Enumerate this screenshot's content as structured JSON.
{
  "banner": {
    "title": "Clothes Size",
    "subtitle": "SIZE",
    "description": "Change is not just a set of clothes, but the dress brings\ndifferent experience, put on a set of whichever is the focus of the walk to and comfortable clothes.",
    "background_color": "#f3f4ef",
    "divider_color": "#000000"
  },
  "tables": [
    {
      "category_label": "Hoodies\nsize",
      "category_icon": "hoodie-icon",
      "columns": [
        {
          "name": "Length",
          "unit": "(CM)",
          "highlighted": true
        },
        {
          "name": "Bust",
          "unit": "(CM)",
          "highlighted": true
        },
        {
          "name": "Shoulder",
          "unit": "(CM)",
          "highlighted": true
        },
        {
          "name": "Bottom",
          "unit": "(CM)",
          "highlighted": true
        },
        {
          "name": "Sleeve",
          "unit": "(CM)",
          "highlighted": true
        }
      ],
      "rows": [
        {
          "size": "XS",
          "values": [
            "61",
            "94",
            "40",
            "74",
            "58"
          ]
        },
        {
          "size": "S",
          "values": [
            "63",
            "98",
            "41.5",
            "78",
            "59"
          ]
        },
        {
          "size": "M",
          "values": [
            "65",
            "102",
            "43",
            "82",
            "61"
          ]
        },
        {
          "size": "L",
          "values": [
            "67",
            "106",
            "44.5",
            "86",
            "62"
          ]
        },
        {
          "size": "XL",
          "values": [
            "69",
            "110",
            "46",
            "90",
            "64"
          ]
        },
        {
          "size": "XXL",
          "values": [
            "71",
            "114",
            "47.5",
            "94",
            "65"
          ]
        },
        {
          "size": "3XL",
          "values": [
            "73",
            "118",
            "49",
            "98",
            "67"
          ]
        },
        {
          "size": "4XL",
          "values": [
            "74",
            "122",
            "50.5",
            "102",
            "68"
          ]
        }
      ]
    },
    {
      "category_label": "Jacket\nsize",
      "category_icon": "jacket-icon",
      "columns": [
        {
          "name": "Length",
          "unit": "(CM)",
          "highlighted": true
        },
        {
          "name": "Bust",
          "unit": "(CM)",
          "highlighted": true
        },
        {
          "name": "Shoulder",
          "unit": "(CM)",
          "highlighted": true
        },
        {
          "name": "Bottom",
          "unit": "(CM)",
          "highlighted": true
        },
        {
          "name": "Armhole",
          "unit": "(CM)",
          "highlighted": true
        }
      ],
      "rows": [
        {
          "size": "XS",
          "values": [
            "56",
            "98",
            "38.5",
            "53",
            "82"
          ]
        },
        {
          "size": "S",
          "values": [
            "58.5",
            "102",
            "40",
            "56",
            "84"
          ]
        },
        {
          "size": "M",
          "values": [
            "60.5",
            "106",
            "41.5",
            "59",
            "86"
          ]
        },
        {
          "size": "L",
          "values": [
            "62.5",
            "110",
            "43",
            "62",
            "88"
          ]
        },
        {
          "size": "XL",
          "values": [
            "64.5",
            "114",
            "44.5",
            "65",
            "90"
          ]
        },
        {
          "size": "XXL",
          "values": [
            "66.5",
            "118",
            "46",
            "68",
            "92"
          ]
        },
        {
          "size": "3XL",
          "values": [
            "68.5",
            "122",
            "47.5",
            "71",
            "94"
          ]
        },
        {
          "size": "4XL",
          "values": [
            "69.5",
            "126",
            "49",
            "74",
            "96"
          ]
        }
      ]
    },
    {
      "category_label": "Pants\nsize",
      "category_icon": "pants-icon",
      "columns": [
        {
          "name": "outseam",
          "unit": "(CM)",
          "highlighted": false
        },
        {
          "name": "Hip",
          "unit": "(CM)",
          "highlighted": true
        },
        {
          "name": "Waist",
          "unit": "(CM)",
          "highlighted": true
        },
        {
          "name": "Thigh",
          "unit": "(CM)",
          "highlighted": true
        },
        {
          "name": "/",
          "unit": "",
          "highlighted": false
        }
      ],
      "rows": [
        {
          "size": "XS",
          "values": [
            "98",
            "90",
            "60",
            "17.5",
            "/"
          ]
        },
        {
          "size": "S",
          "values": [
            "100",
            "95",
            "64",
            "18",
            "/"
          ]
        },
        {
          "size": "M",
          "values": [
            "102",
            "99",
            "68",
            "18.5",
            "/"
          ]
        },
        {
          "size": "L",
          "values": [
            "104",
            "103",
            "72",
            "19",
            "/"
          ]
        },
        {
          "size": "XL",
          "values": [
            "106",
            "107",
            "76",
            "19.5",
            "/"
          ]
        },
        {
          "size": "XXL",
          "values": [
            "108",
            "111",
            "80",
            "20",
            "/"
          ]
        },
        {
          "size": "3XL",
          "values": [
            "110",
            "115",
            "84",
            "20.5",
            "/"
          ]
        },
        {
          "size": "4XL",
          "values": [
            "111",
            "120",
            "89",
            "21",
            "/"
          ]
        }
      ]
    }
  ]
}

#####

STATED EXERCISE:
The entries above should be repeated exactly, every one of them.

ANSWER FOR THE TASK:
Enumerate this screenshot's content as structured JSON.
{
  "banner": {
    "title": "Clothes Size",
    "subtitle": "SIZE",
    "description": "Change is not just a set of clothes, but the dress brings\ndifferent experience, put on a set of whichever is the focus of the walk to and comfortable clothes.",
    "background_color": "#f3f4ef",
    "divider_color": "#000000"
  },
  "tables": [
    {
      "category_label": "Hoodies\nsize",
      "category_icon": "hoodie-icon",
      "columns": [
        {
          "name": "Length",
          "unit": "(CM)",
          "highlighted": true
        },
        {
          "name": "Bust",
          "unit": "(CM)",
          "highlighted": true
        },
        {
          "name": "Shoulder",
          "unit": "(CM)",
          "highlighted": true
        },
        {
          "name": "Bottom",
          "unit": "(CM)",
          "highlighted": true
        },
        {
          "name": "Sleeve",
          "unit": "(CM)",
          "highlighted": true
        }
      ],
      "rows": [
        {
          "size": "XS",
          "values": [
            "61",
            "94",
            "40",
            "74",
            "58"
          ]
        },
        {
          "size": "S",
          "values": [
            "63",
            "98",
            "41.5",
            "78",
            "59"
          ]
        },
        {
          "size": "M",
          "values": [
            "65",
            "102",
            "43",
            "82",
            "61"
          ]
        },
        {
          "size": "L",
          "values": [
            "67",
            "106",
            "44.5",
            "86",
            "62"
          ]
        },
        {
          "size": "XL",
          "values": [
            "69",
            "110",
            "46",
            "90",
            "64"
          ]
        },
        {
          "size": "XXL",
          "values": [
            "71",
            "114",
            "47.5",
            "94",
            "65"
          ]
        },
        {
          "size": "3XL",
          "values": [
            "73",
            "118",
            "49",
            "98",
            "67"
          ]
        },
        {
          "size": "4XL",
          "values": [
            "74",
            "122",
            "50.5",
            "102",
            "68"
          ]
        }
      ]
    },
    {
      "category_label": "Jacket\nsize",
      "category_icon": "jacket-icon",
      "columns": [
        {
          "name": "Length",
          "unit": "(CM)",
          "highlighted": true
        },
        {
          "name": "Bust",
          "unit": "(CM)",
          "highlighted": true
        },
        {
          "name": "Shoulder",
          "unit": "(CM)",
          "highlighted": true
        },
        {
          "name": "Bottom",
          "unit": "(CM)",
          "highlighted": true
        },
        {
          "name": "Armhole",
          "unit": "(CM)",
          "highlighted": true
        }
      ],
      "rows": [
        {
          "size": "XS",
          "values": [
            "56",
            "98",
            "38.5",
            "53",
            "82"
          ]
        },
        {
          "size": "S",
          "values": [
            "58.5",
            "102",
            "40",
            "56",
            "84"
          ]
        },
        {
          "size": "M",
          "values": [
            "60.5",
            "106",
            "41.5",
            "59",
            "86"
          ]
        },
        {
          "size": "L",
          "values": [
            "62.5",
            "110",
            "43",
            "62",
            "88"
          ]
        },
        {
          "size": "XL",
          "values": [
            "64.5",
            "114",
            "44.5",
            "65",
            "90"
          ]
        },
        {
          "size": "XXL",
          "values": [
            "66.5",
            "118",
            "46",
            "68",
            "92"
          ]
        },
        {
          "size": "3XL",
          "values": [
            "68.5",
            "122",
            "47.5",
            "71",
            "94"
          ]
        },
        {
          "size": "4XL",
          "values": [
            "69.5",
            "126",
            "49",
            "74",
            "96"
          ]
        }
      ]
    },
    {
      "category_label": "Pants\nsize",
      "category_icon": "pants-icon",
      "columns": [
        {
          "name": "outseam",
          "unit": "(CM)",
          "highlighted": false
        },
        {
          "name": "Hip",
          "unit": "(CM)",
          "highlighted": true
        },
        {
          "name": "Waist",
          "unit": "(CM)",
          "highlighted": true
        },
        {
          "name": "Thigh",
          "unit": "(CM)",
          "highlighted": true
        },
        {
          "name": "/",
          "unit": "",
          "highlighted": false
        }
      ],
      "rows": [
        {
          "size": "XS",
          "values": [
            "98",
            "90",
            "60",
            "17.5",
            "/"
          ]
        },
        {
          "size": "S",
          "values": [
            "100",
            "95",
            "64",
            "18",
            "/"
          ]
        },
        {
          "size": "M",
          "values": [
            "102",
            "99",
            "68",
            "18.5",
            "/"
          ]
        },
        {
          "size": "L",
          "values": [
            "104",
            "103",
            "72",
            "19",
            "/"
          ]
        },
        {
          "size": "XL",
          "values": [
            "106",
            "107",
            "76",
            "19.5",
            "/"
          ]
        },
        {
          "size": "XXL",
          "values": [
            "108",
            "111",
            "80",
            "20",
            "/"
          ]
        },
        {
          "size": "3XL",
          "values": [
            "110",
            "115",
            "84",
            "20.5",
            "/"
          ]
        },
        {
          "size": "4XL",
          "values": [
            "111",
            "120",
            "89",
            "21",
            "/"
          ]
        }
      ]
    }
  ]
}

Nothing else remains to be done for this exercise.